» GIVEN REQUEST: Find the lines holding the string "asistentem" in the data, then copy all of them.

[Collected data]
--

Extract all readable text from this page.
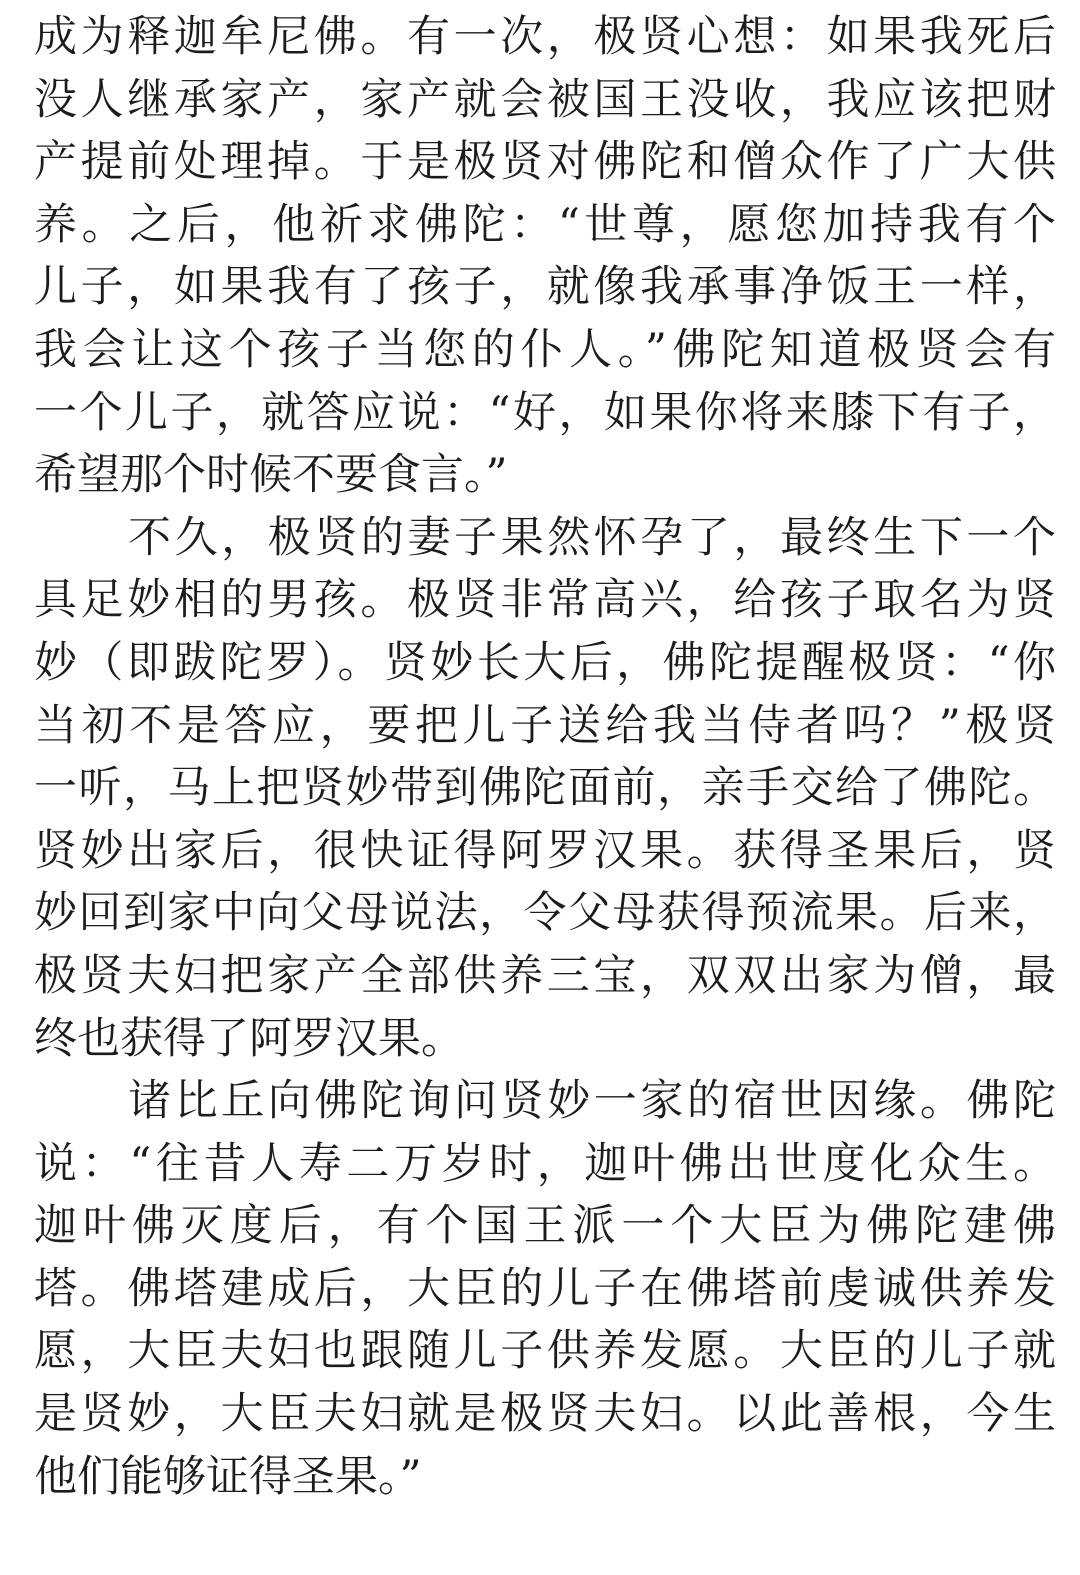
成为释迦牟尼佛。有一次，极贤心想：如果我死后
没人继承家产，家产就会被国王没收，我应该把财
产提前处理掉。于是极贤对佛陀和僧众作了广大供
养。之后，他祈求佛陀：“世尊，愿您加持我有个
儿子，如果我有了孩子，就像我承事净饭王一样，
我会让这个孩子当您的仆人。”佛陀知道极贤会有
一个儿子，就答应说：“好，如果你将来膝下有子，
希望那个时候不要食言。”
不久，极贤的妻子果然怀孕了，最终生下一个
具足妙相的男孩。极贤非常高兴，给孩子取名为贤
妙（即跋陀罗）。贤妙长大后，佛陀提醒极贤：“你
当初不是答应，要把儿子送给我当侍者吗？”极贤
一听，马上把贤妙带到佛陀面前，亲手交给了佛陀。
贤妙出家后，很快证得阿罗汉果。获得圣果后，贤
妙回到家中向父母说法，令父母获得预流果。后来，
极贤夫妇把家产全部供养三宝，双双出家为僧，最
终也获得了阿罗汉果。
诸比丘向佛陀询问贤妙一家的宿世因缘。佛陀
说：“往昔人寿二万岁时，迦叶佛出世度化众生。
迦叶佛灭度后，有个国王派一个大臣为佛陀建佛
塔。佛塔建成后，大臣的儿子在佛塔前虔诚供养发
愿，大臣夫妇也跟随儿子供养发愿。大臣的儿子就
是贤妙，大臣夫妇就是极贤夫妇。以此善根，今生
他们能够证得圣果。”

--

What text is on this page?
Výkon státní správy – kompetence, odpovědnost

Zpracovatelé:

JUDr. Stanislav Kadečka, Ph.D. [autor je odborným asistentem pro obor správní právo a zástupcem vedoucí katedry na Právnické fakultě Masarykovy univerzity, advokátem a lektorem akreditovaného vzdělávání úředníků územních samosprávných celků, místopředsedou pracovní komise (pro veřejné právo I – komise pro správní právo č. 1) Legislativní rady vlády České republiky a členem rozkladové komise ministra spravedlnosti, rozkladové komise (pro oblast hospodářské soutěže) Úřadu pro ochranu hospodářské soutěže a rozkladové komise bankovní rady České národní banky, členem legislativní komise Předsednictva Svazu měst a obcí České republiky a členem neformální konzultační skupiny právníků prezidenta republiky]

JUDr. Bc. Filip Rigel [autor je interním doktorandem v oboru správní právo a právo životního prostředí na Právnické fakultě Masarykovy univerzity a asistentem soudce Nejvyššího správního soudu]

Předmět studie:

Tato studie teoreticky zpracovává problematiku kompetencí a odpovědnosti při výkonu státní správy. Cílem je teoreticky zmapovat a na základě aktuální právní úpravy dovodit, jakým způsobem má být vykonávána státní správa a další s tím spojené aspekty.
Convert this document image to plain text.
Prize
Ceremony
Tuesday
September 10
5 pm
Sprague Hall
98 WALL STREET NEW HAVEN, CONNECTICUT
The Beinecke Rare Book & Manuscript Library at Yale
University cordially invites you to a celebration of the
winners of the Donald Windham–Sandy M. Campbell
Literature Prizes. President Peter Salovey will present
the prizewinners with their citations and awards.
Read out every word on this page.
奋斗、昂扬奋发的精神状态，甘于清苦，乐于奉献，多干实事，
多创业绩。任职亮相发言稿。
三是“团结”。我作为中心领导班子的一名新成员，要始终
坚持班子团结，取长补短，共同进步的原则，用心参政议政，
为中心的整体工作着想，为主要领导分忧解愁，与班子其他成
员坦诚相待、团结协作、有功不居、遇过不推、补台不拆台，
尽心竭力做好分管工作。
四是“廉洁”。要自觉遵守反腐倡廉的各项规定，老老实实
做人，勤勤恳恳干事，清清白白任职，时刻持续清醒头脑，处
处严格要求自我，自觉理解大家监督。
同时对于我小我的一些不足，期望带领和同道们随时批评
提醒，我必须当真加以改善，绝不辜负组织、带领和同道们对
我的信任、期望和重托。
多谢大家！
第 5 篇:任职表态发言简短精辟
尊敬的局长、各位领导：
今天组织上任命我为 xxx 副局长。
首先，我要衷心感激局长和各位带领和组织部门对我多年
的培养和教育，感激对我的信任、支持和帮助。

--

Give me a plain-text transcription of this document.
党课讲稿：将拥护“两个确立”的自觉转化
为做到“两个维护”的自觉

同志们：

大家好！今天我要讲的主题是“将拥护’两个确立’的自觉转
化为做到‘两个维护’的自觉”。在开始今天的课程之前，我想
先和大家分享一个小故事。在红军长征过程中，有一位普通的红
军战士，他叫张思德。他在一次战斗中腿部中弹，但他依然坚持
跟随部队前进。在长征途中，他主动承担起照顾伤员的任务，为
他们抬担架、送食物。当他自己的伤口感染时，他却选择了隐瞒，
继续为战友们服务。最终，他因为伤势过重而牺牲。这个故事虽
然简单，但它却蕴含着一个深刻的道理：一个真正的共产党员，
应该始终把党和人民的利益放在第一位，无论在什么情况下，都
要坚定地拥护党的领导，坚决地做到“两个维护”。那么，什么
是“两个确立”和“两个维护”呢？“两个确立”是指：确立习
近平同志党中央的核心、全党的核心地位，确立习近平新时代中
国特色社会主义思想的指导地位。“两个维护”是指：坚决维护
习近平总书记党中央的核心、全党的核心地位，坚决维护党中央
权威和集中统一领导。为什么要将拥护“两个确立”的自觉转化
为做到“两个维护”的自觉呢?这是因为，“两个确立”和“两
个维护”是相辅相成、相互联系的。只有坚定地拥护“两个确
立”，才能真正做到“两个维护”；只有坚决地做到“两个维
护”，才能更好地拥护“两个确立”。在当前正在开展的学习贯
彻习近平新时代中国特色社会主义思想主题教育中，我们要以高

--

» SOLUTION:
JUDr. Stanislav Kadečka, Ph.D. [autor je odborným asistentem pro obor správní právo a zástupcem vedoucí katedry na Právnické fakultě Masarykovy univerzity, advokátem a lektorem akreditovaného vzdělávání úředníků územních samosprávných celků, místopředsedou pracovní komise (pro veřejné právo I – komise pro správní právo č. 1) Legislativní rady vlády České republiky a členem rozkladové komise ministra spravedlnosti, rozkladové komise (pro oblast hospodářské soutěže) Úřadu pro ochranu hospodářské soutěže a rozkladové komise bankovní rady České národní banky, členem legislativní komise Předsednictva Svazu měst a obcí České republiky a členem neformální konzultační skupiny právníků prezidenta republiky]
JUDr. Bc. Filip Rigel [autor je interním doktorandem v oboru správní právo a právo životního prostředí na Právnické fakultě Masarykovy univerzity a asistentem soudce Nejvyššího správního soudu]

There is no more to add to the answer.